What this task involves:
Output every record below exactly as it appears.

Stored data:
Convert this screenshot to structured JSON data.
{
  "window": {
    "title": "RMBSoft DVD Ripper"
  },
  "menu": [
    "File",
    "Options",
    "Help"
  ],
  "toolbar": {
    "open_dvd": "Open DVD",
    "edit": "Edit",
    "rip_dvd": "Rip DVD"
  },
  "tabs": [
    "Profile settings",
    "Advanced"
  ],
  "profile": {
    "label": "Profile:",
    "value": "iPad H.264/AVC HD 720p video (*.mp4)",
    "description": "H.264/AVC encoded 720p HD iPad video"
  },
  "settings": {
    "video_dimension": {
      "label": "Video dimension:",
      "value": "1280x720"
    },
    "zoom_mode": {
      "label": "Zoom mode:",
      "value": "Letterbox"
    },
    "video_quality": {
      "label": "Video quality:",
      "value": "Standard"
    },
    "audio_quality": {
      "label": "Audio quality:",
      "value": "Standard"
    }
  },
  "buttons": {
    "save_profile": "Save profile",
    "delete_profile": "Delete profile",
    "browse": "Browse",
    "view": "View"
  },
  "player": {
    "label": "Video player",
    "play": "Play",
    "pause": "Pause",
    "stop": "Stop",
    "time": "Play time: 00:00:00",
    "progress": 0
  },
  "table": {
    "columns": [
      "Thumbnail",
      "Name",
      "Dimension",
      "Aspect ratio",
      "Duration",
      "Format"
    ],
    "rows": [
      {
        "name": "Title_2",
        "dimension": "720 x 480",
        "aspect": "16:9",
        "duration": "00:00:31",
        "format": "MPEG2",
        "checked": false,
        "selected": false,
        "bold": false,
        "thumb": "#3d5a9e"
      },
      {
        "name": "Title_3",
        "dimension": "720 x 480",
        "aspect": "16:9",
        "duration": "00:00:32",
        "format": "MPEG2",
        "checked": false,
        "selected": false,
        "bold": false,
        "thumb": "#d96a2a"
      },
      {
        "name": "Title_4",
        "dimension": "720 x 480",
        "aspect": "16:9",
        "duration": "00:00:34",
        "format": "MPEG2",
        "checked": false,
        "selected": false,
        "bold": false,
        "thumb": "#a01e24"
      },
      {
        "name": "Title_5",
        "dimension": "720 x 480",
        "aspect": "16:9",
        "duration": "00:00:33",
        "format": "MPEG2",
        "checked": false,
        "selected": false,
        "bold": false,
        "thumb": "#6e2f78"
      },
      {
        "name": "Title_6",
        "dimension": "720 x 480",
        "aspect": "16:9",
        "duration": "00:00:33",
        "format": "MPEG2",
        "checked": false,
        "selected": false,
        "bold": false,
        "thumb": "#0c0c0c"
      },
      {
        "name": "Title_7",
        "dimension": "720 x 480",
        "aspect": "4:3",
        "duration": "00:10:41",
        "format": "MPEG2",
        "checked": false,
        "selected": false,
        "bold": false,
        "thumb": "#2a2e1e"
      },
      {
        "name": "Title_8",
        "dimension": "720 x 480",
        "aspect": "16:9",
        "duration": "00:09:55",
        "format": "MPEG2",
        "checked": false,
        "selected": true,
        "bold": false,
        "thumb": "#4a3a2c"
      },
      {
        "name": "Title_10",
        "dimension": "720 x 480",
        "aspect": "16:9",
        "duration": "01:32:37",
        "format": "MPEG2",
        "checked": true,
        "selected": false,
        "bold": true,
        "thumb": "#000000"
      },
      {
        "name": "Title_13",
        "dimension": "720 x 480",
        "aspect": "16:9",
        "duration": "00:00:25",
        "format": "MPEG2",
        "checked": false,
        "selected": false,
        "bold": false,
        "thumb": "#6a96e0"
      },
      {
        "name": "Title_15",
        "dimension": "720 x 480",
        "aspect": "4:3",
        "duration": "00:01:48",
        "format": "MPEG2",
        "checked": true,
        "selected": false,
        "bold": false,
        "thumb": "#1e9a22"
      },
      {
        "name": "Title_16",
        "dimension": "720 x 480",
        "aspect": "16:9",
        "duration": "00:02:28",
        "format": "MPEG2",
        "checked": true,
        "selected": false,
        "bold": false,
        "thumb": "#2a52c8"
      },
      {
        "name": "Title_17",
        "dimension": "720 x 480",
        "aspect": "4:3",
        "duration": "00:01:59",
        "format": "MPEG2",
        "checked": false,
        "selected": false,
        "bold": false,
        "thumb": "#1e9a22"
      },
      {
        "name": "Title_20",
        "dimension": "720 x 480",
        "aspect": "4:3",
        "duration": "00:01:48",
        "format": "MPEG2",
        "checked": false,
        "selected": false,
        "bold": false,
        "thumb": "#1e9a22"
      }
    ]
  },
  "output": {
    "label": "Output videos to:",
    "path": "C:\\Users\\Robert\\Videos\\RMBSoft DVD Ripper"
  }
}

Answer:
Convert this screenshot to structured JSON data.
{
  "window": {
    "title": "RMBSoft DVD Ripper"
  },
  "menu": [
    "File",
    "Options",
    "Help"
  ],
  "toolbar": {
    "open_dvd": "Open DVD",
    "edit": "Edit",
    "rip_dvd": "Rip DVD"
  },
  "tabs": [
    "Profile settings",
    "Advanced"
  ],
  "profile": {
    "label": "Profile:",
    "value": "iPad H.264/AVC HD 720p video (*.mp4)",
    "description": "H.264/AVC encoded 720p HD iPad video"
  },
  "settings": {
    "video_dimension": {
      "label": "Video dimension:",
      "value": "1280x720"
    },
    "zoom_mode": {
      "label": "Zoom mode:",
      "value": "Letterbox"
    },
    "video_quality": {
      "label": "Video quality:",
      "value": "Standard"
    },
    "audio_quality": {
      "label": "Audio quality:",
      "value": "Standard"
    }
  },
  "buttons": {
    "save_profile": "Save profile",
    "delete_profile": "Delete profile",
    "browse": "Browse",
    "view": "View"
  },
  "player": {
    "label": "Video player",
    "play": "Play",
    "pause": "Pause",
    "stop": "Stop",
    "time": "Play time: 00:00:00",
    "progress": 0
  },
  "table": {
    "columns": [
      "Thumbnail",
      "Name",
      "Dimension",
      "Aspect ratio",
      "Duration",
      "Format"
    ],
    "rows": [
      {
        "name": "Title_2",
        "dimension": "720 x 480",
        "aspect": "16:9",
        "duration": "00:00:31",
        "format": "MPEG2",
        "checked": false,
        "selected": false,
        "bold": false,
        "thumb": "#3d5a9e"
      },
      {
        "name": "Title_3",
        "dimension": "720 x 480",
        "aspect": "16:9",
        "duration": "00:00:32",
        "format": "MPEG2",
        "checked": false,
        "selected": false,
        "bold": false,
        "thumb": "#d96a2a"
      },
      {
        "name": "Title_4",
        "dimension": "720 x 480",
        "aspect": "16:9",
        "duration": "00:00:34",
        "format": "MPEG2",
        "checked": false,
        "selected": false,
        "bold": false,
        "thumb": "#a01e24"
      },
      {
        "name": "Title_5",
        "dimension": "720 x 480",
        "aspect": "16:9",
        "duration": "00:00:33",
        "format": "MPEG2",
        "checked": false,
        "selected": false,
        "bold": false,
        "thumb": "#6e2f78"
      },
      {
        "name": "Title_6",
        "dimension": "720 x 480",
        "aspect": "16:9",
        "duration": "00:00:33",
        "format": "MPEG2",
        "checked": false,
        "selected": false,
        "bold": false,
        "thumb": "#0c0c0c"
      },
      {
        "name": "Title_7",
        "dimension": "720 x 480",
        "aspect": "4:3",
        "duration": "00:10:41",
        "format": "MPEG2",
        "checked": false,
        "selected": false,
        "bold": false,
        "thumb": "#2a2e1e"
      },
      {
        "name": "Title_8",
        "dimension": "720 x 480",
        "aspect": "16:9",
        "duration": "00:09:55",
        "format": "MPEG2",
        "checked": false,
        "selected": true,
        "bold": false,
        "thumb": "#4a3a2c"
      },
      {
        "name": "Title_10",
        "dimension": "720 x 480",
        "aspect": "16:9",
        "duration": "01:32:37",
        "format": "MPEG2",
        "checked": true,
        "selected": false,
        "bold": true,
        "thumb": "#000000"
      },
      {
        "name": "Title_13",
        "dimension": "720 x 480",
        "aspect": "16:9",
        "duration": "00:00:25",
        "format": "MPEG2",
        "checked": false,
        "selected": false,
        "bold": false,
        "thumb": "#6a96e0"
      },
      {
        "name": "Title_15",
        "dimension": "720 x 480",
        "aspect": "4:3",
        "duration": "00:01:48",
        "format": "MPEG2",
        "checked": true,
        "selected": false,
        "bold": false,
        "thumb": "#1e9a22"
      },
      {
        "name": "Title_16",
        "dimension": "720 x 480",
        "aspect": "16:9",
        "duration": "00:02:28",
        "format": "MPEG2",
        "checked": true,
        "selected": false,
        "bold": false,
        "thumb": "#2a52c8"
      },
      {
        "name": "Title_17",
        "dimension": "720 x 480",
        "aspect": "4:3",
        "duration": "00:01:59",
        "format": "MPEG2",
        "checked": false,
        "selected": false,
        "bold": false,
        "thumb": "#1e9a22"
      },
      {
        "name": "Title_20",
        "dimension": "720 x 480",
        "aspect": "4:3",
        "duration": "00:01:48",
        "format": "MPEG2",
        "checked": false,
        "selected": false,
        "bold": false,
        "thumb": "#1e9a22"
      }
    ]
  },
  "output": {
    "label": "Output videos to:",
    "path": "C:\\Users\\Robert\\Videos\\RMBSoft DVD Ripper"
  }
}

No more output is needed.